--- Start ---
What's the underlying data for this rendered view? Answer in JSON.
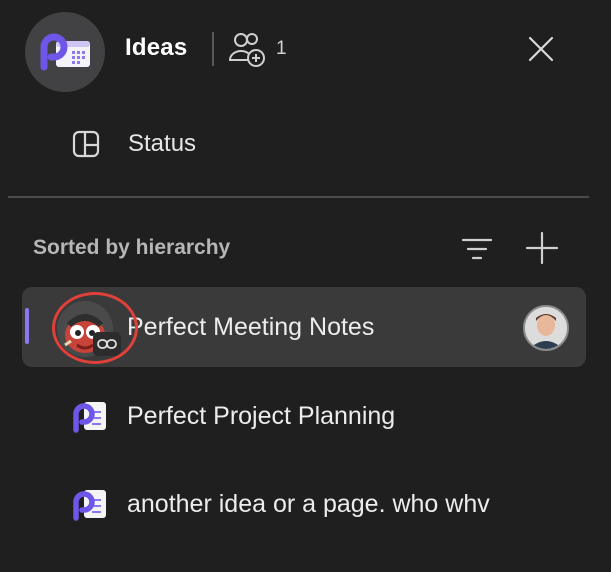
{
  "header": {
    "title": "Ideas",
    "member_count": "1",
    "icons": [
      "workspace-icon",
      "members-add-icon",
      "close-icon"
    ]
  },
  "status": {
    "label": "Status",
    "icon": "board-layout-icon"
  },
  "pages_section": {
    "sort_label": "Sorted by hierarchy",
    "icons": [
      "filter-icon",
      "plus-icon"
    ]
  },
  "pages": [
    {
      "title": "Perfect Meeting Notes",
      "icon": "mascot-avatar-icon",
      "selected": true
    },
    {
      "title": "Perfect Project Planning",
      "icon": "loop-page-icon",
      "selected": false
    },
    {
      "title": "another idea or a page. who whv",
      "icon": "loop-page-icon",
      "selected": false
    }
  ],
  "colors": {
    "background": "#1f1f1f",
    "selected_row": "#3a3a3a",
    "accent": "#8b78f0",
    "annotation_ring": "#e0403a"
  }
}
--- End ---
--- Start ---
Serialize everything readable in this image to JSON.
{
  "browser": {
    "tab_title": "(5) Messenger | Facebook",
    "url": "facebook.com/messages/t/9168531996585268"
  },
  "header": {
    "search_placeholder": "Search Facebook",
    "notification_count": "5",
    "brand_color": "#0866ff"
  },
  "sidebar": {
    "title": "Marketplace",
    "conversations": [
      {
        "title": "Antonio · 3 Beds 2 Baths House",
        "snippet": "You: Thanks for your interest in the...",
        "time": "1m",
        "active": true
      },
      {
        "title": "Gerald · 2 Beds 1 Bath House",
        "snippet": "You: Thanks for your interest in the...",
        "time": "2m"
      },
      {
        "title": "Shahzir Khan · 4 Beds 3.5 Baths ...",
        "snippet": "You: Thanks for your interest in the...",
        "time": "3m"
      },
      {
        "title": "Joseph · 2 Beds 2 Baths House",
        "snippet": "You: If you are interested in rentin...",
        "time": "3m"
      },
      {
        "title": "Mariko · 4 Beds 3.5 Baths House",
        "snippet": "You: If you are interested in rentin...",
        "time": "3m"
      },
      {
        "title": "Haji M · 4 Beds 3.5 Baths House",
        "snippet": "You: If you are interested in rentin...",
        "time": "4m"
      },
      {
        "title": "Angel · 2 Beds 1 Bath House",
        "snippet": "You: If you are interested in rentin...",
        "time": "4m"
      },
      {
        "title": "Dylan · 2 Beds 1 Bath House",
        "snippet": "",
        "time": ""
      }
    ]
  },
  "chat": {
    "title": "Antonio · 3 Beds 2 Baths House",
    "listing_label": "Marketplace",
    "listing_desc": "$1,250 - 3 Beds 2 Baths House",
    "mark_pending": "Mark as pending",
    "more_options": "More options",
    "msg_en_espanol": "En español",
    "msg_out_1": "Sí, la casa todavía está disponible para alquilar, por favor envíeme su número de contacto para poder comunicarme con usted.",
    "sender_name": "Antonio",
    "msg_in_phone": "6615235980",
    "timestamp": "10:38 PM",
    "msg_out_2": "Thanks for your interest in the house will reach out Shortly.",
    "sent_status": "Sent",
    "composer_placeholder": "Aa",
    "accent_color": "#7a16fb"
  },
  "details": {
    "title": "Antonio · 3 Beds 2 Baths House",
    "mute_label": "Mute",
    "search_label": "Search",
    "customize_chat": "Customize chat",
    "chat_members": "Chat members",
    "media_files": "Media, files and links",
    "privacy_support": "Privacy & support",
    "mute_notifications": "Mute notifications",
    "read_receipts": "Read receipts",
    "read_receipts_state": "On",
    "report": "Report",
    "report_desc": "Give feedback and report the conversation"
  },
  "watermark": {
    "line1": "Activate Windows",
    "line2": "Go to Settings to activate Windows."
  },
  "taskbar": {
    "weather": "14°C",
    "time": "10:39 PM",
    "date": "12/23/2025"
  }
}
--- End ---
--- Start ---
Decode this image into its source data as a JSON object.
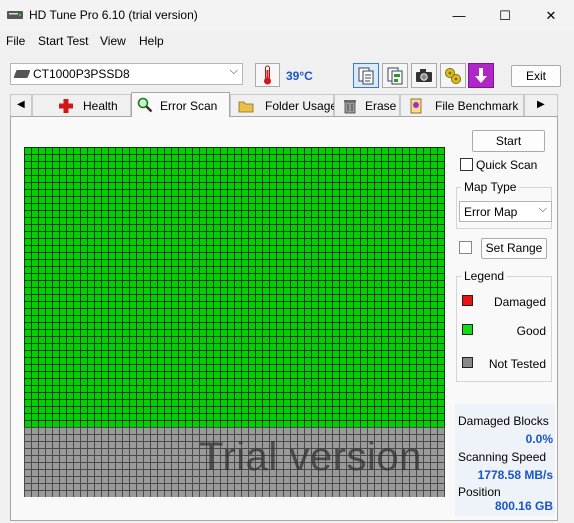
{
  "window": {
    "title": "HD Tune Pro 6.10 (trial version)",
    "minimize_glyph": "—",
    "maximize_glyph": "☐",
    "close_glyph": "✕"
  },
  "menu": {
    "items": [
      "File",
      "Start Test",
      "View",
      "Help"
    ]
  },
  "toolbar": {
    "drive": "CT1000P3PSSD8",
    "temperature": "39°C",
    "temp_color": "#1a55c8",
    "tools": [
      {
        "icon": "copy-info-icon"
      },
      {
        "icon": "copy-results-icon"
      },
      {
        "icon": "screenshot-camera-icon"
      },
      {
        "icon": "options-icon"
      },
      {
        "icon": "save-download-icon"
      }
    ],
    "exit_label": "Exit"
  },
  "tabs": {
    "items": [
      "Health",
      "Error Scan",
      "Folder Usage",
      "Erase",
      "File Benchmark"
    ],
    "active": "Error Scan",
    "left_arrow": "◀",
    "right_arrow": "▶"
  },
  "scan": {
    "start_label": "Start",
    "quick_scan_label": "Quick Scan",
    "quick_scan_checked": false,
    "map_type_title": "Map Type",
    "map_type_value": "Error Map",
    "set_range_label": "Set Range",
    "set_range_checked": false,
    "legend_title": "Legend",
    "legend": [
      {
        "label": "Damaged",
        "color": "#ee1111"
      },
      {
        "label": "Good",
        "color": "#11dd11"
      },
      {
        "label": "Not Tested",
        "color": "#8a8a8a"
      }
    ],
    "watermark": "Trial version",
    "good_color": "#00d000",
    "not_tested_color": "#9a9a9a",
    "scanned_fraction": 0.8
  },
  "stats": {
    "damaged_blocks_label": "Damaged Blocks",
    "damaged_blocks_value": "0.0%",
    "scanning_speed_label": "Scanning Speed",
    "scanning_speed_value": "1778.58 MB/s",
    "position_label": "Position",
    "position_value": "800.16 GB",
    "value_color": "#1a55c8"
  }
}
--- End ---
> **Task to complete**: Of the lines in this listing, how many contain "Perfect"? Reply with the number and nothing more.

> **Task answer**: 2